▸ **WORK REQUIRED**
Only the number is wanted: count the lines that contain "exercise".

▸ **THE DATA**

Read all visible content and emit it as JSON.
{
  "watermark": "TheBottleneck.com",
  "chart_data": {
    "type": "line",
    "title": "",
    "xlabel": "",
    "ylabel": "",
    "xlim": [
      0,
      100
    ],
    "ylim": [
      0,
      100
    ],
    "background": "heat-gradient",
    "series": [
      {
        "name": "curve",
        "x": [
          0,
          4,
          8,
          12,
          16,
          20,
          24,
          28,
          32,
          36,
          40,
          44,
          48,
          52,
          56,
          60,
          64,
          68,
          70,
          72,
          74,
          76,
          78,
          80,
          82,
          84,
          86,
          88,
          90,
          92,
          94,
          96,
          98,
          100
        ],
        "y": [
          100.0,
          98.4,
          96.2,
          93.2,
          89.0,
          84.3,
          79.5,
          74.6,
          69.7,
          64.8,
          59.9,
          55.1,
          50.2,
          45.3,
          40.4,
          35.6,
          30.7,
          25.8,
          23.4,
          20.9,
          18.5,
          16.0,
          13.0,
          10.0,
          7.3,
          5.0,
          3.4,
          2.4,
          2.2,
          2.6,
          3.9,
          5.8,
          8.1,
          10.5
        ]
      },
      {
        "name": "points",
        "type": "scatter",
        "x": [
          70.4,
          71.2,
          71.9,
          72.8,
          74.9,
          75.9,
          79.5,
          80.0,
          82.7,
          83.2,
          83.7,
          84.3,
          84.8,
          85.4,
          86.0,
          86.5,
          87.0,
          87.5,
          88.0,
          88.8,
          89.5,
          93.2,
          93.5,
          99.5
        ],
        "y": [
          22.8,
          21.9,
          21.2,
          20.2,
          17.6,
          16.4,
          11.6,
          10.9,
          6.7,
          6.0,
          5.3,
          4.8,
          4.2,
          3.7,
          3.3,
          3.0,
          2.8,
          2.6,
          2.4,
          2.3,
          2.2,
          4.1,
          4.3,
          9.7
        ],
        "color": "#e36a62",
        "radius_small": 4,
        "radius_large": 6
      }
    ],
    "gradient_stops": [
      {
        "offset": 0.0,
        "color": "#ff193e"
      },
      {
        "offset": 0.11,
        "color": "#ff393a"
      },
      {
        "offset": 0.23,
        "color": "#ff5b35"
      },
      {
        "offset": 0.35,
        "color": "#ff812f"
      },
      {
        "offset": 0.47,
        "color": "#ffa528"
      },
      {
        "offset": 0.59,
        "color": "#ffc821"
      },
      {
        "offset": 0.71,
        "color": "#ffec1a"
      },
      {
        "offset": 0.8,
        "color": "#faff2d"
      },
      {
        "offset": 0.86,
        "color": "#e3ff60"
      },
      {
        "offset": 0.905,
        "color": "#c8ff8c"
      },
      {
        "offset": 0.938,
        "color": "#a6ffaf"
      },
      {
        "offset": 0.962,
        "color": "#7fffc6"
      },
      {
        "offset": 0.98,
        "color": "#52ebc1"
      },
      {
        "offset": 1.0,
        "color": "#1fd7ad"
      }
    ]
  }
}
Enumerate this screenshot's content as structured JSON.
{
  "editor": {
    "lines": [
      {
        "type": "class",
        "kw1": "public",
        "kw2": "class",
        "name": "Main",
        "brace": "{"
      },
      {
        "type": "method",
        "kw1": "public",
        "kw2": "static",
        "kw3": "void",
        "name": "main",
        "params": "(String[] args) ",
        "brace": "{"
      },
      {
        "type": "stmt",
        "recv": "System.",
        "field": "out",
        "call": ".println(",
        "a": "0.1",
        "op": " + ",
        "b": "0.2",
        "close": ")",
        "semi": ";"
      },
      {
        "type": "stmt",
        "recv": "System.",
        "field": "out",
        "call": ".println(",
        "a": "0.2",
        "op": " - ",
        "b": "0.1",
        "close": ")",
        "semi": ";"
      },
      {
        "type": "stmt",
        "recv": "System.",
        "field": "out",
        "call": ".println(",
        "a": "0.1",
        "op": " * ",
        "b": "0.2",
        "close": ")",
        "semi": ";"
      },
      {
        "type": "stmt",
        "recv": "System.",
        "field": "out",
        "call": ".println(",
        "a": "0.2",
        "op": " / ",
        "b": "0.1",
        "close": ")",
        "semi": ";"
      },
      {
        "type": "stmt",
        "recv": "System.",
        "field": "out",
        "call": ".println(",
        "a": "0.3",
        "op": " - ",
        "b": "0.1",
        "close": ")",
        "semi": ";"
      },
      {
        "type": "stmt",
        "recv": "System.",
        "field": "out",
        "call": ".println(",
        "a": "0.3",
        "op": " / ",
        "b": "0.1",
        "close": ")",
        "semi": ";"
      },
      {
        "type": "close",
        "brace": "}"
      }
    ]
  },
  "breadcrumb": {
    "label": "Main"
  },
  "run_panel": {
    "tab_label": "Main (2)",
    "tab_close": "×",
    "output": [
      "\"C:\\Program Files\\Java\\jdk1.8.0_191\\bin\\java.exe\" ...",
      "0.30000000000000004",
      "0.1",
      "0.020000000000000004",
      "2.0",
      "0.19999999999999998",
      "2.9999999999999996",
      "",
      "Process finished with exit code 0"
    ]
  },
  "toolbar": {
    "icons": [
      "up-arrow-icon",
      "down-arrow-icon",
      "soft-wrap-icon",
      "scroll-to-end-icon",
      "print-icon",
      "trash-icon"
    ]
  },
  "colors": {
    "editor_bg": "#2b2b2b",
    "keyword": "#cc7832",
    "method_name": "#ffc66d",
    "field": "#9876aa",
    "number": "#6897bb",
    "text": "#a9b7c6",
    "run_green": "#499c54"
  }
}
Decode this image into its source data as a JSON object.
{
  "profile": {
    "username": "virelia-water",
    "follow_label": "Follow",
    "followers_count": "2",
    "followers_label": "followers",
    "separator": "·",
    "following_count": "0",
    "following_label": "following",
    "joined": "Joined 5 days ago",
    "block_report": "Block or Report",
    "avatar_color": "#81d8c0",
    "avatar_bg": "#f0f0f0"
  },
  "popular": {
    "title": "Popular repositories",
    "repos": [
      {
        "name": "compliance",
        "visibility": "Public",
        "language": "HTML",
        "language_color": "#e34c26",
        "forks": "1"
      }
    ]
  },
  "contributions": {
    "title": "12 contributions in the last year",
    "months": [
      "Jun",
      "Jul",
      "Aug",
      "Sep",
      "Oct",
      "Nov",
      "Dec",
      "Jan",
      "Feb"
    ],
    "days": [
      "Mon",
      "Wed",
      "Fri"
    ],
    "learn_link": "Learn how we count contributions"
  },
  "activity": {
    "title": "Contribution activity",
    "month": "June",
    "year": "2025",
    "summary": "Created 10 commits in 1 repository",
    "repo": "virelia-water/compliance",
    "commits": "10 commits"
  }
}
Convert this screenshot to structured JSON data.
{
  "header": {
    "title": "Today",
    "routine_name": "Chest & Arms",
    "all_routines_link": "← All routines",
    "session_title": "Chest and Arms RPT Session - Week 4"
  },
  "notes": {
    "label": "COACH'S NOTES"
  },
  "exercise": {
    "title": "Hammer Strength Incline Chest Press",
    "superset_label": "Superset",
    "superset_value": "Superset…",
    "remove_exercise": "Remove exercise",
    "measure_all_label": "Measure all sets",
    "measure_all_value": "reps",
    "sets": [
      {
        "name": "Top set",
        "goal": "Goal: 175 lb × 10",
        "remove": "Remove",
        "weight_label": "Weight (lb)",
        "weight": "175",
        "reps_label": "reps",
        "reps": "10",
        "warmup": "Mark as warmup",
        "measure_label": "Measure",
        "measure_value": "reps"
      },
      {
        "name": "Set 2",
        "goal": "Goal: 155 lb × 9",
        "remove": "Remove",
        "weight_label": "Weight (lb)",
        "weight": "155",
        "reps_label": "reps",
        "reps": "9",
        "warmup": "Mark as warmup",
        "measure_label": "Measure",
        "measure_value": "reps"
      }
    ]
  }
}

▸ **ANSWER FOR THE TASK**
2